Count how many lines in this material contain "rates". The answer is that number alone.

▶

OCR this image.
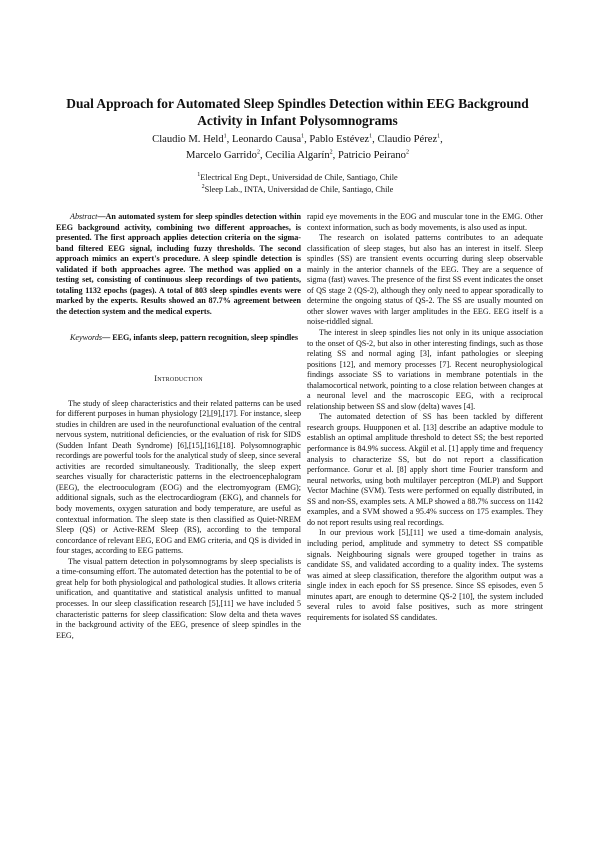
Dual Approach for Automated Sleep Spindles Detection within EEG Background Activity in Infant Polysomnograms
Claudio M. Held$^1$, Leonardo Causa$^1$, Pablo Estévez$^1$, Claudio Pérez$^1$,
Marcelo Garrido$^2$, Cecilia Algarín$^2$, Patricio Peirano$^2$
$^1$Electrical Eng Dept., Universidad de Chile, Santiago, Chile
$^2$Sleep Lab., INTA, Universidad de Chile, Santiago, Chile

Abstract—An automated system for sleep spindles detection within EEG background activity, combining two different approaches, is presented. The first approach applies detection criteria on the sigma-band filtered EEG signal, including fuzzy thresholds. The second approach mimics an expert's procedure. A sleep spindle detection is validated if both approaches agree. The method was applied on a testing set, consisting of continuous sleep recordings of two patients, totaling 1132 epochs (pages). A total of 803 sleep spindles events were marked by the experts. Results showed an 87.7% agreement between the detection system and the medical experts.

Keywords— EEG, infants sleep, pattern recognition, sleep spindles

Introduction

The study of sleep characteristics and their related patterns can be used for different purposes in human physiology [2],[9],[17]. For instance, sleep studies in children are used in the neurofunctional evaluation of the central nervous system, nutritional deficiencies, or the evaluation of risk for SIDS (Sudden Infant Death Syndrome) [6],[15],[16],[18]. Polysomnographic recordings are powerful tools for the analytical study of sleep, since several activities are recorded simultaneously. Traditionally, the sleep expert searches visually for characteristic patterns in the electroencephalogram (EEG), the electrooculogram (EOG) and the electromyogram (EMG); additional signals, such as the electrocardiogram (EKG), and channels for body movements, oxygen saturation and body temperature, are useful as contextual information. The sleep state is then classified as Quiet-NREM Sleep (QS) or Active-REM Sleep (RS), according to the temporal concordance of relevant EEG, EOG and EMG criteria, and QS is divided in four stages, according to EEG patterns.

The visual pattern detection in polysomnograms by sleep specialists is a time-consuming effort. The automated detection has the potential to be of great help for both physiological and pathological studies. It allows criteria unification, and quantitative and statistical analysis unfitted to manual processes. In our sleep classification research [5],[11] we have included 5 characteristic patterns for sleep classification: Slow delta and theta waves in the background activity of the EEG, presence of sleep spindles in the EEG,

rapid eye movements in the EOG and muscular tone in the EMG. Other context information, such as body movements, is also used as input.

The research on isolated patterns contributes to an adequate classification of sleep stages, but also has an interest in itself. Sleep spindles (SS) are transient events occurring during sleep observable mainly in the anterior channels of the EEG. They are a sequence of sigma (fast) waves. The presence of the first SS event indicates the onset of QS stage 2 (QS-2), although they only need to appear sporadically to determine the ongoing status of QS-2. The SS are usually mounted on other slower waves with larger amplitudes in the EEG. EEG itself is a noise-riddled signal.

The interest in sleep spindles lies not only in its unique association to the onset of QS-2, but also in other interesting findings, such as those relating SS and normal aging [3], infant pathologies or sleeping positions [12], and memory processes [7]. Recent neurophysiological findings associate SS to variations in membrane potentials in the thalamocortical network, pointing to a close relation between changes at a neuronal level and the macroscopic EEG, with a reciprocal relationship between SS and slow (delta) waves [4].

The automated detection of SS has been tackled by different research groups. Huupponen et al. [13] describe an adaptive module to establish an optimal amplitude threshold to detect SS; the best reported performance is 84.9% success. Akgül et al. [1] apply time and frequency analysis to characterize SS, but do not report a classification performance. Gorur et al. [8] apply short time Fourier transform and neural networks, using both multilayer perceptron (MLP) and Support Vector Machine (SVM). Tests were performed on equally distributed, in SS and non-SS, examples sets. A MLP showed a 88.7% success on 1142 examples, and a SVM showed a 95.4% success on 175 examples. They do not report results using real recordings.

In our previous work [5],[11] we used a time-domain analysis, including period, amplitude and symmetry to detect SS compatible signals. Neighbouring signals were grouped together in trains as candidate SS, and validated according to a quality index. The systems was aimed at sleep classification, therefore the algorithm output was a single index in each epoch for SS presence. Since SS episodes, even 5 minutes apart, are enough to determine QS-2 [10], the system included several rules to avoid false positives, such as more stringent requirements for isolated SS candidates.
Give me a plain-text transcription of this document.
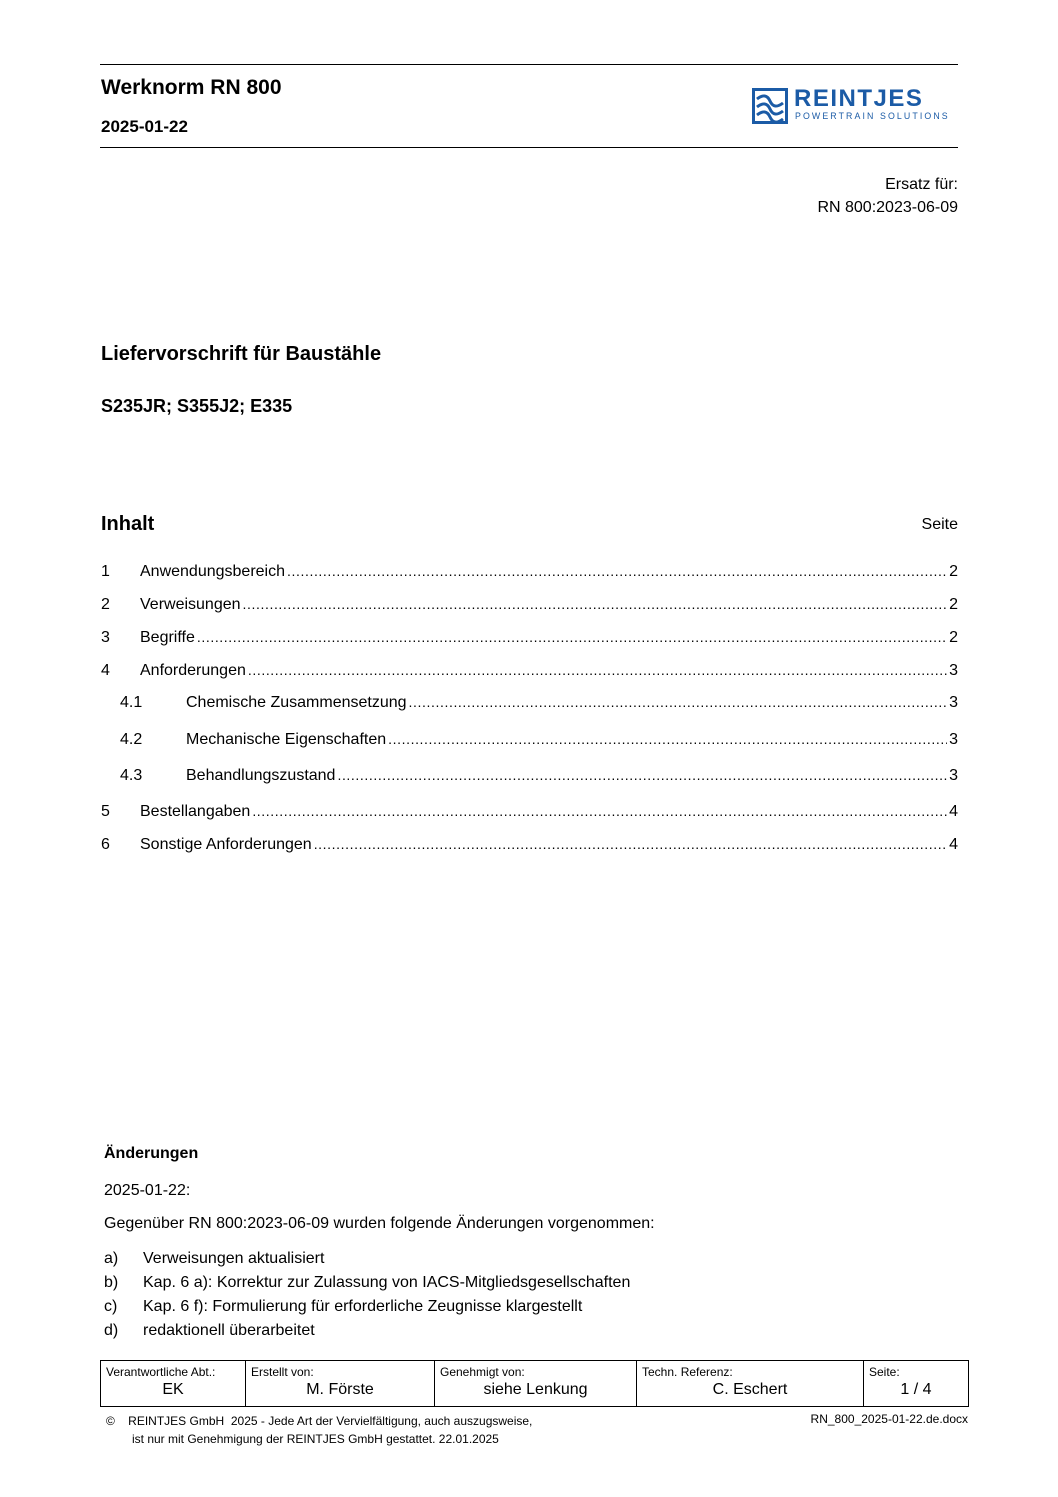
Werknorm RN 800
2025-01-22
REINTJES
POWERTRAIN SOLUTIONS
Ersatz für:
RN 800:2023-06-09
Liefervorschrift für Baustähle
S235JR; S355J2; E335
Inhalt	Seite
1 Anwendungsbereich .....	2
2 Verweisungen .....	2
3 Begriffe .....	2
4 Anforderungen .....	3
4.1	Chemische Zusammensetzung .....	3
4.2	Mechanische Eigenschaften .....	3
4.3	Behandlungszustand .....	3
5 Bestellangaben .....	4
6 Sonstige Anforderungen .....	4
Änderungen
2025-01-22:
Gegenüber RN 800:2023-06-09 wurden folgende Änderungen vorgenommen:
a) Verweisungen aktualisiert
b) Kap. 6 a): Korrektur zur Zulassung von IACS-Mitgliedsgesellschaften
c) Kap. 6 f): Formulierung für erforderliche Zeugnisse klargestellt
d) redaktionell überarbeitet
Verantwortliche Abt.:
EK

Erstellt von:
M. Förste

Genehmigt von:
siehe Lenkung

Techn. Referenz:
C. Eschert

Seite:
1 / 4
©    REINTJES GmbH  2025 - Jede Art der Vervielfältigung, auch auszugsweise,
ist nur mit Genehmigung der REINTJES GmbH gestattet. 22.01.2025
RN_800_2025-01-22.de.docx
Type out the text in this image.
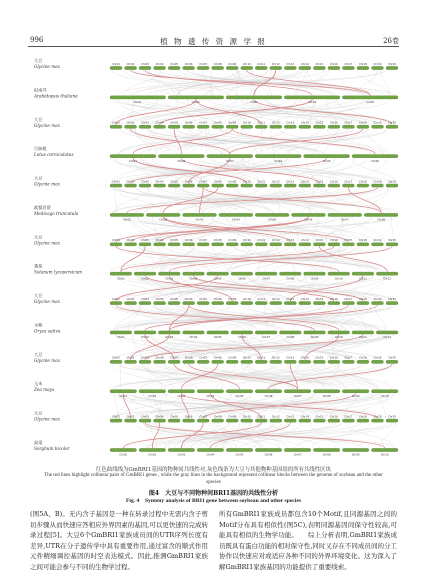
996	植 物 遗 传 资 源 学 报	26卷
Chr01	Chr02	Chr03	Chr04	Chr05	Chr06	Chr07	Chr08	Chr09	Chr10	Chr11	Chr12	Chr13	Chr14	Chr15	Chr16	Chr17	Chr18	Chr19	Chr20
Chr01	Chr02	Chr03	Chr04	Chr05
Chr01	Chr02	Chr03	Chr04	Chr05	Chr06	Chr07	Chr08	Chr09	Chr10	Chr11	Chr12	Chr13	Chr14	Chr15	Chr16	Chr17	Chr18	Chr19	Chr20
Chr01	Chr02	Chr03	Chr04	Chr05	Chr06
Chr01	Chr02	Chr03	Chr04	Chr05	Chr06	Chr07	Chr08	Chr09	Chr10	Chr11	Chr12	Chr13	Chr14	Chr15	Chr16	Chr17	Chr18	Chr19	Chr20
Chr01	Chr02	Chr03	Chr04	Chr05	Chr06	Chr07	Chr08
Chr01	Chr02	Chr03	Chr04	Chr05	Chr06	Chr07	Chr08	Chr09	Chr10	Chr11	Chr12	Chr13	Chr14	Chr15	Chr16	Chr17	Chr18	Chr19	Chr20
Chr01	Chr02	Chr03	Chr04	Chr05	Chr06	Chr07	Chr08	Chr09	Chr10	Chr11	Chr12
Chr01	Chr02	Chr03	Chr04	Chr05	Chr06	Chr07	Chr08	Chr09	Chr10	Chr11	Chr12	Chr13	Chr14	Chr15	Chr16	Chr17	Chr18	Chr19	Chr20
Chr01	Chr02	Chr03	Chr04	Chr05	Chr06	Chr07	Chr08	Chr09	Chr10	Chr11	Chr12
Chr01	Chr02	Chr03	Chr04	Chr05	Chr06	Chr07	Chr08	Chr09	Chr10	Chr11	Chr12	Chr13	Chr14	Chr15	Chr16	Chr17	Chr18	Chr19	Chr20
Chr01	Chr02	Chr03	Chr04	Chr05	Chr06	Chr07	Chr08	Chr09	Chr10
Chr01	Chr02	Chr03	Chr04	Chr05	Chr06	Chr07	Chr08	Chr09	Chr10	Chr11	Chr12	Chr13	Chr14	Chr15	Chr16	Chr17	Chr18	Chr19	Chr20
Chr01	Chr02	Chr03	Chr04	Chr05	Chr06	Chr07	Chr08	Chr09	Chr10
大豆
Glycine max
拟南芥
Arabidopsis thaliana
大豆
Glycine max
百脉根
Lotus corniculatus
大豆
Glycine max
蒺藜苜蓿
Medicago truncatula
大豆
Glycine max
番茄
Solanum lycopersicum
大豆
Glycine max
水稻
Oryza sativa
大豆
Glycine max
玉米
Zea mays
大豆
Glycine max
高粱
Sorghum bicolor
红色曲线线为GmBRI1基因的物种间共线性对,灰色线条为大豆与其他物种基因组的所有共线性区块
The red lines highlight collinear pairs of GmBRI1 genes , while the gray lines in the background represent collinear blocks between the genome of soybean and the other species
图4　大豆与不同物种间BRI1基因的共线性分析
Fig. 4　Synteny analysis of BRI1 gene between soybean and other species
(图5A、B)。无内含子基因是一种在转录过程中无需内含子剪切步骤从而快速应答相应外界因素的基因,可以更快速的完成转录过程[5]。大豆6个GmBRI1家族成员间的UTR序列长度有差异,UTR在分子遗传学中具有重要作用,通过富含的顺式作用元件精细调控基因的时空表达模式。因此,推测GmBRI1家族之间可能会参与不同的生物学过程。
所有GmBRI1家族成员都包含10个Motif,且同源基因之间的Motif分布具有相似性(图5C),表明同源基因间保守性较高,可能具有相似的生物学功能。　　综上分析表明,GmBRI1家族成员既具有蛋白功能的相对保守性,同时又存在不同成员间的分工协作以快速应对或适应各种不同的外界环境变化。这为深入了解GmBRI1家族基因的功能提供了重要线索。
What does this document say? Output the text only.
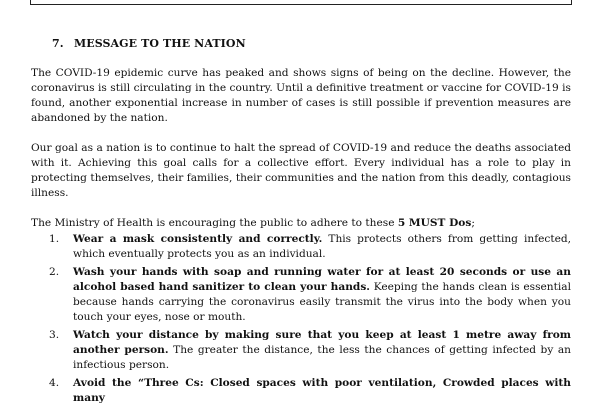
7. MESSAGE TO THE NATION

The COVID-19 epidemic curve has peaked and shows signs of being on the decline. However, the coronavirus is still circulating in the country. Until a definitive treatment or vaccine for COVID-19 is found, another exponential increase in number of cases is still possible if prevention measures are abandoned by the nation.

Our goal as a nation is to continue to halt the spread of COVID-19 and reduce the deaths associated with it. Achieving this goal calls for a collective effort. Every individual has a role to play in protecting themselves, their families, their communities and the nation from this deadly, contagious illness.

The Ministry of Health is encouraging the public to adhere to these 5 MUST Dos;

1. Wear a mask consistently and correctly. This protects others from getting infected, which eventually protects you as an individual.
2. Wash your hands with soap and running water for at least 20 seconds or use an alcohol based hand sanitizer to clean your hands. Keeping the hands clean is essential because hands carrying the coronavirus easily transmit the virus into the body when you touch your eyes, nose or mouth.
3. Watch your distance by making sure that you keep at least 1 metre away from another person. The greater the distance, the less the chances of getting infected by an infectious person.
4. Avoid the “Three Cs: Closed spaces with poor ventilation, Crowded places with many
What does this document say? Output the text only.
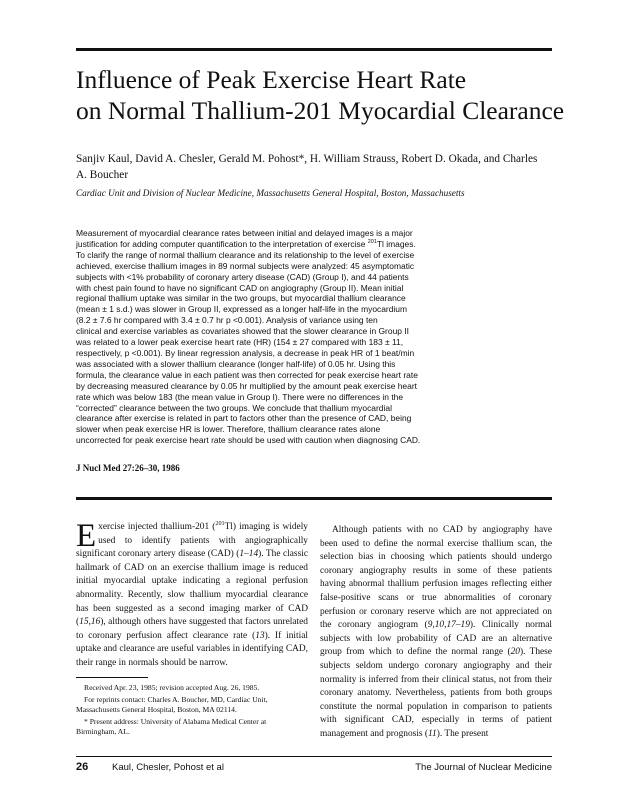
Influence of Peak Exercise Heart Rate
on Normal Thallium-201 Myocardial Clearance
Sanjiv Kaul, David A. Chesler, Gerald M. Pohost*, H. William Strauss, Robert D. Okada, and Charles A. Boucher
Cardiac Unit and Division of Nuclear Medicine, Massachusetts General Hospital, Boston, Massachusetts
Measurement of myocardial clearance rates between initial and delayed images is a major
justification for adding computer quantification to the interpretation of exercise $^{201}$Tl images.
To clarify the range of normal thallium clearance and its relationship to the level of exercise
achieved, exercise thallium images in 89 normal subjects were analyzed: 45 asymptomatic
subjects with <1% probability of coronary artery disease (CAD) (Group I), and 44 patients
with chest pain found to have no significant CAD on angiography (Group II). Mean initial
regional thallium uptake was similar in the two groups, but myocardial thallium clearance
(mean ± 1 s.d.) was slower in Group II, expressed as a longer half-life in the myocardium
(8.2 ± 7.6 hr compared with 3.4 ± 0.7 hr p <0.001). Analysis of variance using ten
clinical and exercise variables as covariates showed that the slower clearance in Group II
was related to a lower peak exercise heart rate (HR) (154 ± 27 compared with 183 ± 11,
respectively, p <0.001). By linear regression analysis, a decrease in peak HR of 1 beat/min
was associated with a slower thallium clearance (longer half-life) of 0.05 hr. Using this
formula, the clearance value in each patient was then corrected for peak exercise heart rate
by decreasing measured clearance by 0.05 hr multiplied by the amount peak exercise heart
rate which was below 183 (the mean value in Group I). There were no differences in the
“corrected” clearance between the two groups. We conclude that thallium myocardial
clearance after exercise is related in part to factors other than the presence of CAD, being
slower when peak exercise HR is lower. Therefore, thallium clearance rates alone
uncorrected for peak exercise heart rate should be used with caution when diagnosing CAD.
J Nucl Med 27:26–30, 1986
Exercise injected thallium-201 ($^{201}$Tl) imaging is widely used to identify patients with angiographically significant coronary artery disease (CAD) (1–14). The classic hallmark of CAD on an exercise thallium image is reduced initial myocardial uptake indicating a regional perfusion abnormality. Recently, slow thallium myocardial clearance has been suggested as a second imaging marker of CAD (15,16), although others have suggested that factors unrelated to coronary perfusion affect clearance rate (13). If initial uptake and clearance are useful variables in identifying CAD, their range in normals should be narrow.
Although patients with no CAD by angiography have been used to define the normal exercise thallium scan, the selection bias in choosing which patients should undergo coronary angiography results in some of these patients having abnormal thallium perfusion images reflecting either false-positive scans or true abnormalities of coronary perfusion or coronary reserve which are not appreciated on the coronary angiogram (9,10,17–19). Clinically normal subjects with low probability of CAD are an alternative group from which to define the normal range (20). These subjects seldom undergo coronary angiography and their normality is inferred from their clinical status, not from their coronary anatomy. Nevertheless, patients from both groups constitute the normal population in comparison to patients with significant CAD, especially in terms of patient management and prognosis (11). The present

Received Apr. 23, 1985; revision accepted Aug. 26, 1985.

For reprints contact: Charles A. Boucher, MD, Cardiac Unit, Massachusetts General Hospital, Boston, MA 02114.

* Present address: University of Alabama Medical Center at Birmingham, AL.

26	Kaul, Chesler, Pohost et al	The Journal of Nuclear Medicine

◀

Answer box — 2